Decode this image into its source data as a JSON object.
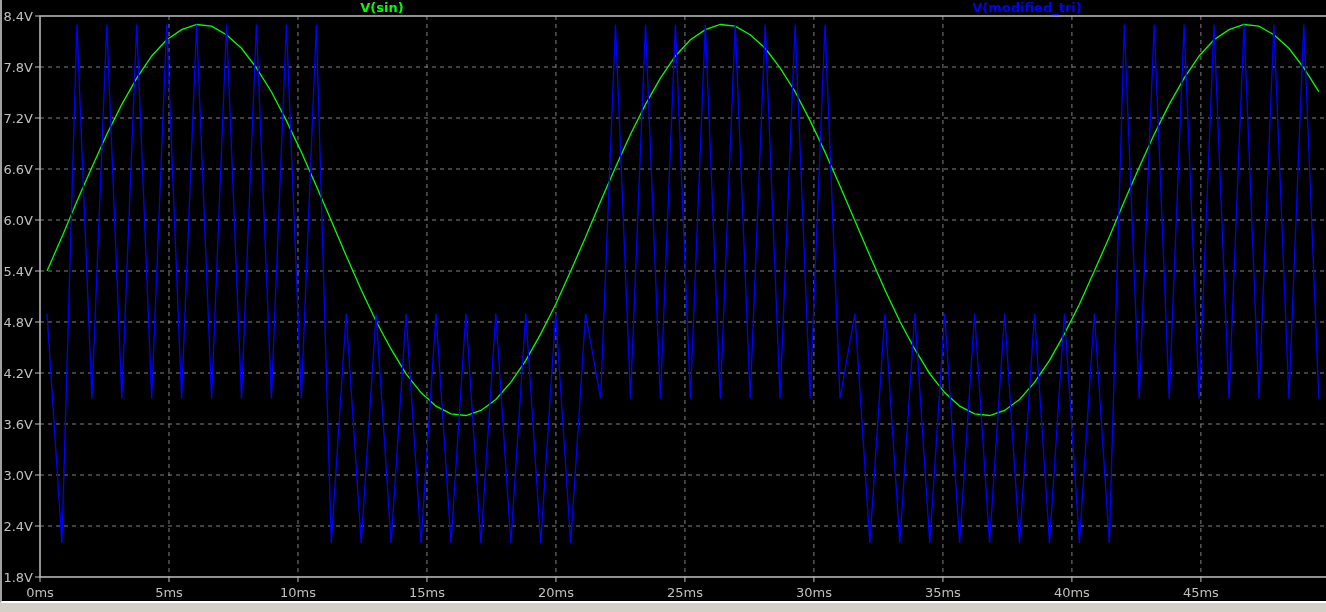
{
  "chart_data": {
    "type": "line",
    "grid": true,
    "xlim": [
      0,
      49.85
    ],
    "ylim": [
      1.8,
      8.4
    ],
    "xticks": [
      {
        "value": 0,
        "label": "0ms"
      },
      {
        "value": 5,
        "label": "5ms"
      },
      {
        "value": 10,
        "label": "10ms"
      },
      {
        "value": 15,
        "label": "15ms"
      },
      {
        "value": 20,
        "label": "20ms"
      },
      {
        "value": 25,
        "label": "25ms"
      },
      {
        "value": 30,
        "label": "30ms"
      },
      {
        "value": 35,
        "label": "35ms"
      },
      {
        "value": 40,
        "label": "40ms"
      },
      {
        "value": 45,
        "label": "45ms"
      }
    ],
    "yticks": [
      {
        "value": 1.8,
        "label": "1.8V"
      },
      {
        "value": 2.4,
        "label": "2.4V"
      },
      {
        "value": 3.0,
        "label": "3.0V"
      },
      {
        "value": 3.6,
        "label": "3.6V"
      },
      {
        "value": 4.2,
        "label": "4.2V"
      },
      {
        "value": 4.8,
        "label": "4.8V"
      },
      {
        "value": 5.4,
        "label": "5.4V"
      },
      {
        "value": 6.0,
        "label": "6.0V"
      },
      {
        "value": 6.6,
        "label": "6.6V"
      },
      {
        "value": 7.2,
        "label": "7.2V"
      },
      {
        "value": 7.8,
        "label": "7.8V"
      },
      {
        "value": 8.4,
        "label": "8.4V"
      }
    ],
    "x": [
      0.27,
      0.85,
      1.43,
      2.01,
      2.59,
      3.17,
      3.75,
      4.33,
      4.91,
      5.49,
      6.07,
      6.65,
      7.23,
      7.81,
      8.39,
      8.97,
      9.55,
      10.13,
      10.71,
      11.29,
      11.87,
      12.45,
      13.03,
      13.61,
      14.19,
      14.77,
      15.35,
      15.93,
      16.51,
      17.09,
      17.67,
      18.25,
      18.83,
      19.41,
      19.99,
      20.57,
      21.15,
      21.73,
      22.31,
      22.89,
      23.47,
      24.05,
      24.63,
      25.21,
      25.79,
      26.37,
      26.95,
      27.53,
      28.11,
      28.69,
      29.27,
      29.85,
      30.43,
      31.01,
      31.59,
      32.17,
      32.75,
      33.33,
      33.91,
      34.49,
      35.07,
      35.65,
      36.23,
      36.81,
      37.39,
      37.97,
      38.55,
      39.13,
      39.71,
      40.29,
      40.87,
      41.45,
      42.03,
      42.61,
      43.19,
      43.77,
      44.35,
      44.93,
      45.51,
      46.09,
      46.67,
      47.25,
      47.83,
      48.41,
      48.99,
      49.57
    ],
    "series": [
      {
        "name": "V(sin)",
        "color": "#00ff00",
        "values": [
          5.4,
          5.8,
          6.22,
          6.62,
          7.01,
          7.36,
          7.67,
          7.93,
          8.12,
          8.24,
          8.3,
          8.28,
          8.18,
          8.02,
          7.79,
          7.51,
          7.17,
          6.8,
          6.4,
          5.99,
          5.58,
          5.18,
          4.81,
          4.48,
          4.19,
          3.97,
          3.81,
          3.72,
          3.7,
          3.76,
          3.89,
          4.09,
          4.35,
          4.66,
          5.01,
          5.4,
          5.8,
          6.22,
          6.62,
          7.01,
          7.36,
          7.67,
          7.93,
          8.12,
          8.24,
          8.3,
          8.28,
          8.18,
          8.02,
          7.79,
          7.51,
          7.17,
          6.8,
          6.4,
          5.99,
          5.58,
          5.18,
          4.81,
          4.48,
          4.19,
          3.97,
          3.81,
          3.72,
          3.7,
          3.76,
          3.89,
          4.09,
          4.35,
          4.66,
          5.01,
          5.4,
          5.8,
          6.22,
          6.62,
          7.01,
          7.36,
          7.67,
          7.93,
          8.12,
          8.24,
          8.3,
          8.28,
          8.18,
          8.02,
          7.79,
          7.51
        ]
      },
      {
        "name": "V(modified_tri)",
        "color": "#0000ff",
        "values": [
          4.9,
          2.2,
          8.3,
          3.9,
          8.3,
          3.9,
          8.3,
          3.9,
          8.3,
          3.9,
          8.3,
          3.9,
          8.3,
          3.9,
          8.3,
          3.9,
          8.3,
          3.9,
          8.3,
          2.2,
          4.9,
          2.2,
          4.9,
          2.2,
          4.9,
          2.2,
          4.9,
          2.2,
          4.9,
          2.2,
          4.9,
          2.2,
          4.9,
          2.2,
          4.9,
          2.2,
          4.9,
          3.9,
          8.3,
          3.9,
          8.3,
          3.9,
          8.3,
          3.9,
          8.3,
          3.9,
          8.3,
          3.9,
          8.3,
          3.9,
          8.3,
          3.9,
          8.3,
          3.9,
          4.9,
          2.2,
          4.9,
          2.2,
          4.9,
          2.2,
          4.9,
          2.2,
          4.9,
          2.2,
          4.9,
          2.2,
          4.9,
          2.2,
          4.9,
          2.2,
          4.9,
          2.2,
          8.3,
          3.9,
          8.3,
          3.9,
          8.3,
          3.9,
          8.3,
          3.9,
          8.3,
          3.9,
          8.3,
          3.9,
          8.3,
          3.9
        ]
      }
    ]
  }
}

= = = = =

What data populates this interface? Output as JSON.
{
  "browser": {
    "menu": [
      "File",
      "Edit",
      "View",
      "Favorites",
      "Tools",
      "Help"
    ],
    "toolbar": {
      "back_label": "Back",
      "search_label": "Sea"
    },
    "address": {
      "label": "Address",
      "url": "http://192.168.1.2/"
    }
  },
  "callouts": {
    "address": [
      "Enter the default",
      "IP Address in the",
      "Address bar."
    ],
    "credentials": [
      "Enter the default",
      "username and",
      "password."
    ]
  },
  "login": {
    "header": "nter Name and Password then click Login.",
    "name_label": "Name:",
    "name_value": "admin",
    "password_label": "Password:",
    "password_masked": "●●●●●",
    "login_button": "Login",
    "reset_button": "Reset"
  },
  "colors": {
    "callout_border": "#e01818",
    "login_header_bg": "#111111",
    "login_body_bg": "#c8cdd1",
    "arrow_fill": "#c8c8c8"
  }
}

= = = = =

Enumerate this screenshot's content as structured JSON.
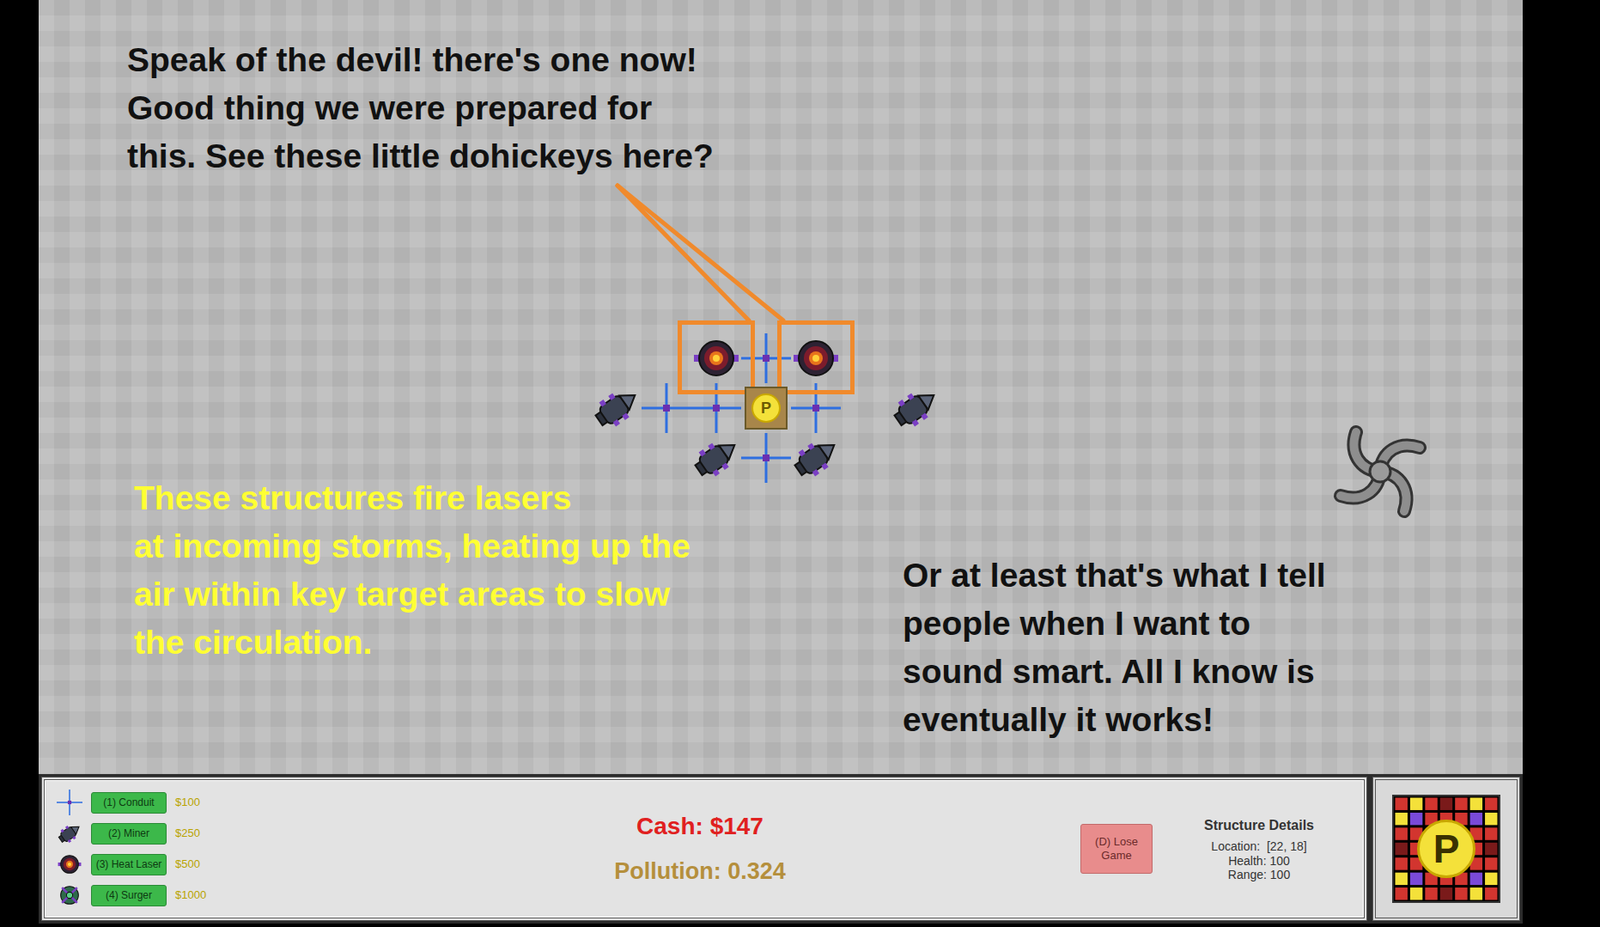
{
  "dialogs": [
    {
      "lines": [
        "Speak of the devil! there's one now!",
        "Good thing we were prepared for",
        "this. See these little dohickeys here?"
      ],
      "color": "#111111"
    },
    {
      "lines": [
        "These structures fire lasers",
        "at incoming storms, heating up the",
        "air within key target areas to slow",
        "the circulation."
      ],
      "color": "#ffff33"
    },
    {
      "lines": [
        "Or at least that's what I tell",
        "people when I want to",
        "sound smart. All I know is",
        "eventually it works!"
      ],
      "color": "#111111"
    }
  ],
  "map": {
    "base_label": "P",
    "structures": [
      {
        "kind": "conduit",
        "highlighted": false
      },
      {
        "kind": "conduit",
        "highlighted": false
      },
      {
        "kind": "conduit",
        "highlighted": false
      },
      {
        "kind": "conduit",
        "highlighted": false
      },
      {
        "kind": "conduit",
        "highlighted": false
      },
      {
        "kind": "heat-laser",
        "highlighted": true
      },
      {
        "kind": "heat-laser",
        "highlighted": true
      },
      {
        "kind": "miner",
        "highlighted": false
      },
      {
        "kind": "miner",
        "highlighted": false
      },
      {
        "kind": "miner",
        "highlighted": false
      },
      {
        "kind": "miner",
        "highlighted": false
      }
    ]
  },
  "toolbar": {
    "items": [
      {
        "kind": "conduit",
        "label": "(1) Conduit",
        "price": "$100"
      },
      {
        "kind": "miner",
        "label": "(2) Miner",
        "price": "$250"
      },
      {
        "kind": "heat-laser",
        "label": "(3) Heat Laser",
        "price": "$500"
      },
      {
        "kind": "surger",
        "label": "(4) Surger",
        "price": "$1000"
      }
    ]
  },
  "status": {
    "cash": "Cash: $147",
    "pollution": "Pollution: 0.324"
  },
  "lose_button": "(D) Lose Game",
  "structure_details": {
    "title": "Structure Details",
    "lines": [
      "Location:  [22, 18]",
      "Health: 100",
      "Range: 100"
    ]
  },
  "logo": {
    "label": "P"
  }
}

= = = = =

◆ SHORT PROBLEM
Scan the material above. Extract every line in which the word "structures" occurs.

◆ PROBLEM SOLUTION
        "These structures fire lasers",
    "structures": [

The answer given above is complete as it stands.